== TASK TO CARRY OUT ==
Filter the data for lines with the word "text", then copy every line so identified.

________________________

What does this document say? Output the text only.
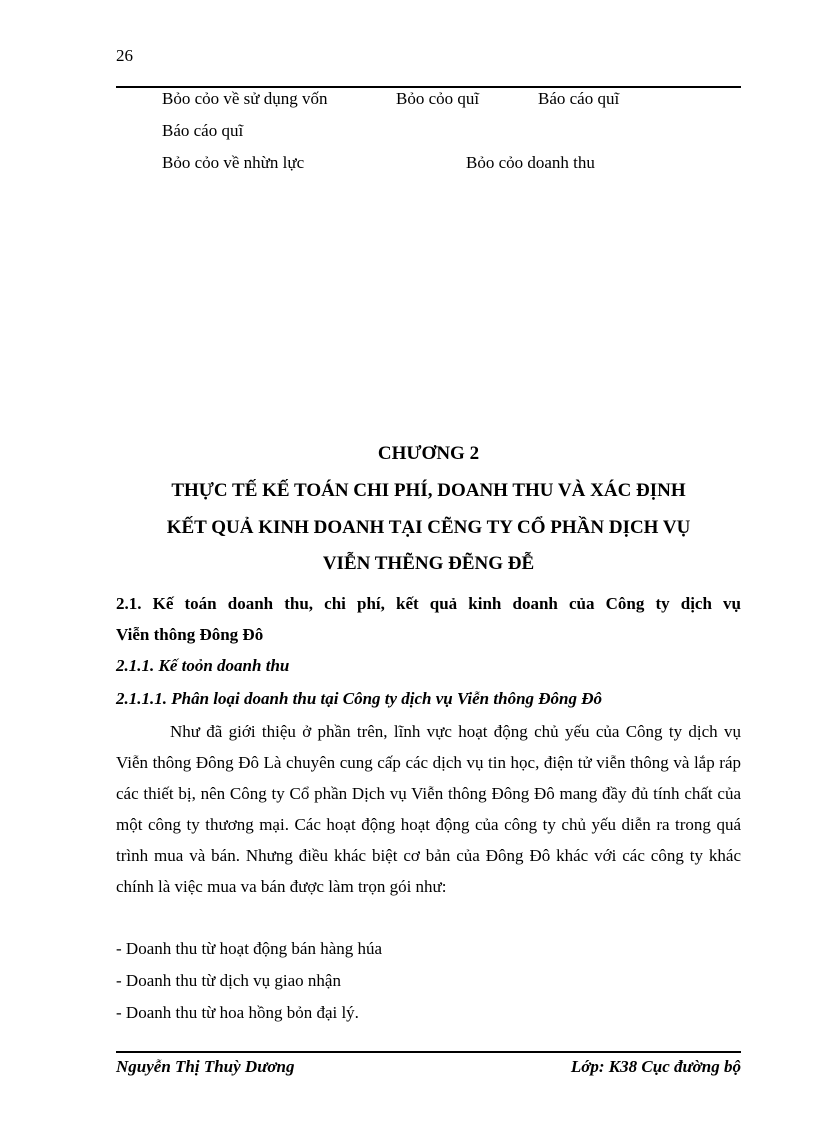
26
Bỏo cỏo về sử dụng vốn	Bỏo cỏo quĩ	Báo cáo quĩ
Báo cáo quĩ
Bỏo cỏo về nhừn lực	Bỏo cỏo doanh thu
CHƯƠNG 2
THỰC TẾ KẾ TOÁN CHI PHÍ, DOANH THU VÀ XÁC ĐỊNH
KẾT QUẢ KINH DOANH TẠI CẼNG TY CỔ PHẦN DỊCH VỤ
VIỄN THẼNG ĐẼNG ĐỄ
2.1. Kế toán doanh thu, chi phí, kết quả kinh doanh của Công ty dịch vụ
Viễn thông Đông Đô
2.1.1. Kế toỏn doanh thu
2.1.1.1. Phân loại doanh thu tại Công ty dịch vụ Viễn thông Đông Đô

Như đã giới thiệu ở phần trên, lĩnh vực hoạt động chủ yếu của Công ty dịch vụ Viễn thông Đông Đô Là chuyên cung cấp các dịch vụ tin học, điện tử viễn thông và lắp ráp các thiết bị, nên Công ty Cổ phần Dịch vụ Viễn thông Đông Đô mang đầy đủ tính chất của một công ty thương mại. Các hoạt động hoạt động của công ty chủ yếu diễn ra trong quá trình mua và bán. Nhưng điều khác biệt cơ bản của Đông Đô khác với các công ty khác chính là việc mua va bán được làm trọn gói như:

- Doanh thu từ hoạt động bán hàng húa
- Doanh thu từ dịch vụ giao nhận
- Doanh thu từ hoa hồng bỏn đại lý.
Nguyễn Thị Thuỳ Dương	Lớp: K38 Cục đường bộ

________________________

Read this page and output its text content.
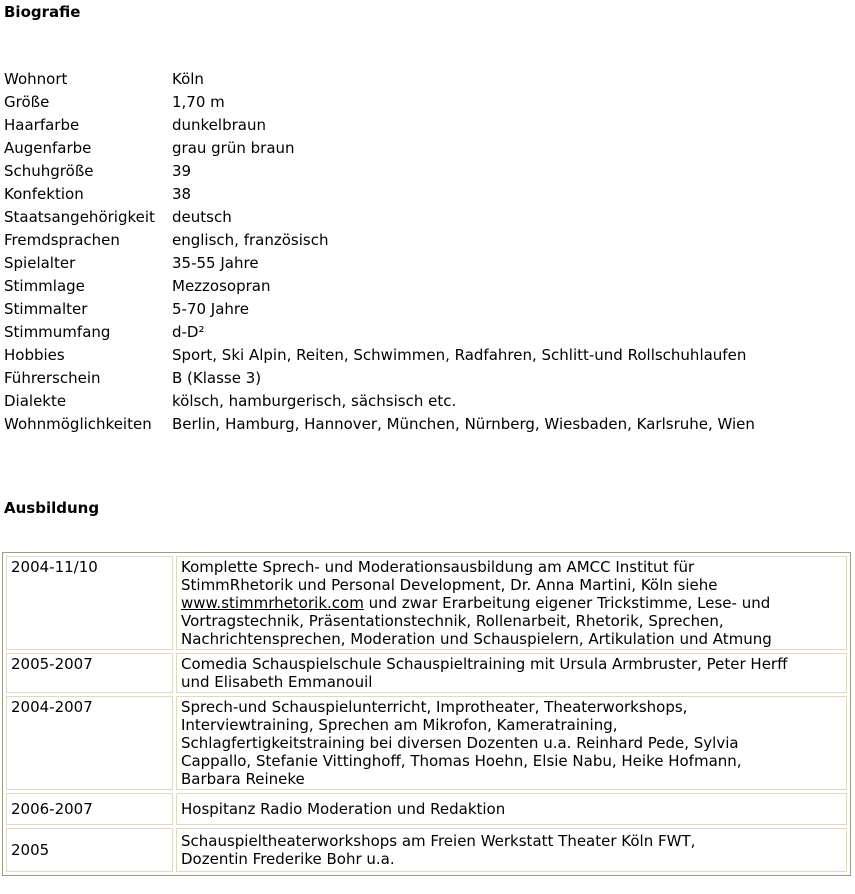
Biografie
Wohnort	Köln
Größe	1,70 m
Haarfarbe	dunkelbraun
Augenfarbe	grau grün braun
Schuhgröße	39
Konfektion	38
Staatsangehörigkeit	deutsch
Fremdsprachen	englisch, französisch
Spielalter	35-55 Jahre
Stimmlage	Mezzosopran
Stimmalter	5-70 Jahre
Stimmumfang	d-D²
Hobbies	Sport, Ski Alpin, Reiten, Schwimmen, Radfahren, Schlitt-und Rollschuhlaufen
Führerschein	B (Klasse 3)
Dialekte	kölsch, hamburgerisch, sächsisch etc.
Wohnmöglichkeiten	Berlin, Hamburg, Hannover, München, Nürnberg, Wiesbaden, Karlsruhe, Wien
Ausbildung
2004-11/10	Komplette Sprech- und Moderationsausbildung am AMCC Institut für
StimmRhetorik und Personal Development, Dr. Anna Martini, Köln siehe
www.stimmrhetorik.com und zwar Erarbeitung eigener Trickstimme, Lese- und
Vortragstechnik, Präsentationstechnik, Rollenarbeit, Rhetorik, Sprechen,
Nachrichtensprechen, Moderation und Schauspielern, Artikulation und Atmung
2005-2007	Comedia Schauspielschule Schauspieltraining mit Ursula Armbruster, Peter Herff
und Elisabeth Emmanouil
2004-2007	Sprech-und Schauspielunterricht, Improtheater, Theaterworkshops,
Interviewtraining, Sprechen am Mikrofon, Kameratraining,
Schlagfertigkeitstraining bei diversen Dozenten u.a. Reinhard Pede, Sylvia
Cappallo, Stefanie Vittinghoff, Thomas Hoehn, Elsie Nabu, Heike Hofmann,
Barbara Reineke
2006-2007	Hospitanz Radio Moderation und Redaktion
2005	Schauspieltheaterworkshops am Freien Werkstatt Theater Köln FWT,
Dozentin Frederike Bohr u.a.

________________________

== TASK OUTPUT ==
What does this document say? Output the text only.
Read this page and output its text content.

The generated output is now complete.